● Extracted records

..............................

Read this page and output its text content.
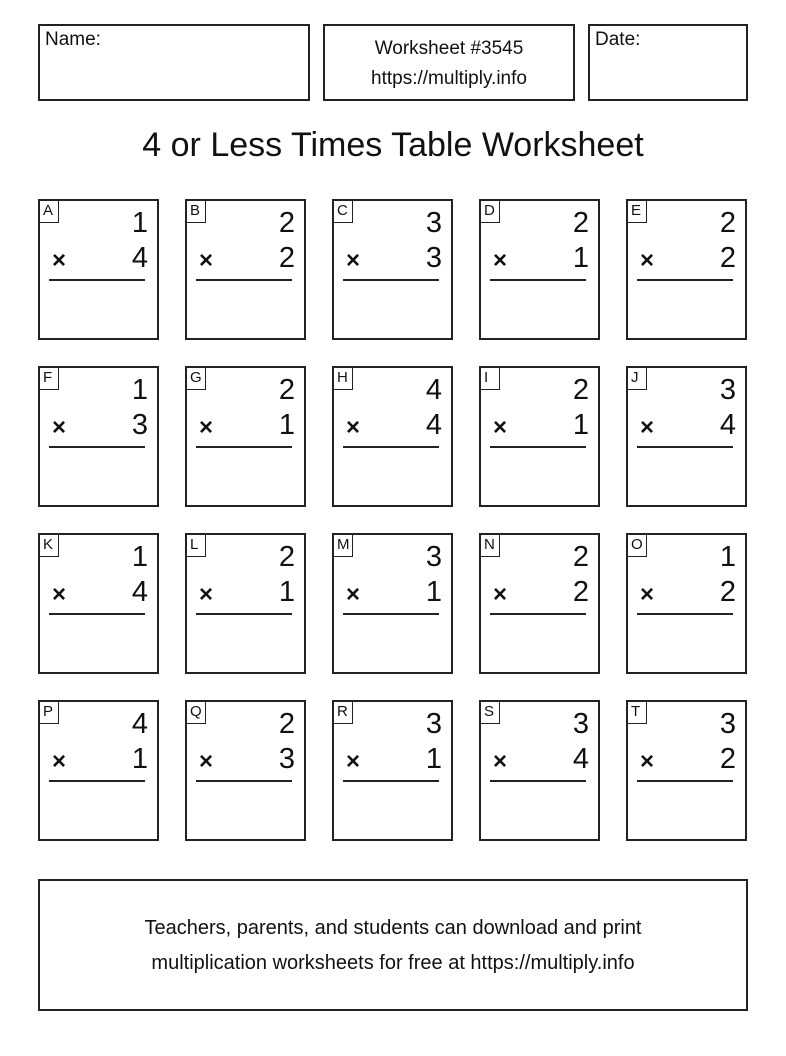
Name:	Worksheet #3545
https://multiply.info
Date:
4 or Less Times Table Worksheet
A	1
× 4
B	2
× 2
C	3
× 3
D	2
× 1
E	2
× 2
F	1
× 3
G	2
× 1
H	4
× 4
I	2
× 1
J	3
× 4
K	1
× 4
L	2
× 1
M	3
× 1
N	2
× 2
O	1
× 2
P	4
× 1
Q	2
× 3
R	3
× 1
S	3
× 4
T	3
× 2
Teachers, parents, and students can download and print
multiplication worksheets for free at https://multiply.info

..............................

● DO THIS
All of the entries above should be duplicated exactly, except for the pictures.

● SOLUTION
Read this page and output its text content.
Name:	Worksheet #3545
https://multiply.info
Date:
4 or Less Times Table Worksheet
A	1
× 4
B	2
× 2
C	3
× 3
D	2
× 1
E	2
× 2
F	1
× 3
G	2
× 1
H	4
× 4
I	2
× 1
J	3
× 4
K	1
× 4
L	2
× 1
M	3
× 1
N	2
× 2
O	1
× 2
P	4
× 1
Q	2
× 3
R	3
× 1
S	3
× 4
T	3
× 2
Teachers, parents, and students can download and print
multiplication worksheets for free at https://multiply.info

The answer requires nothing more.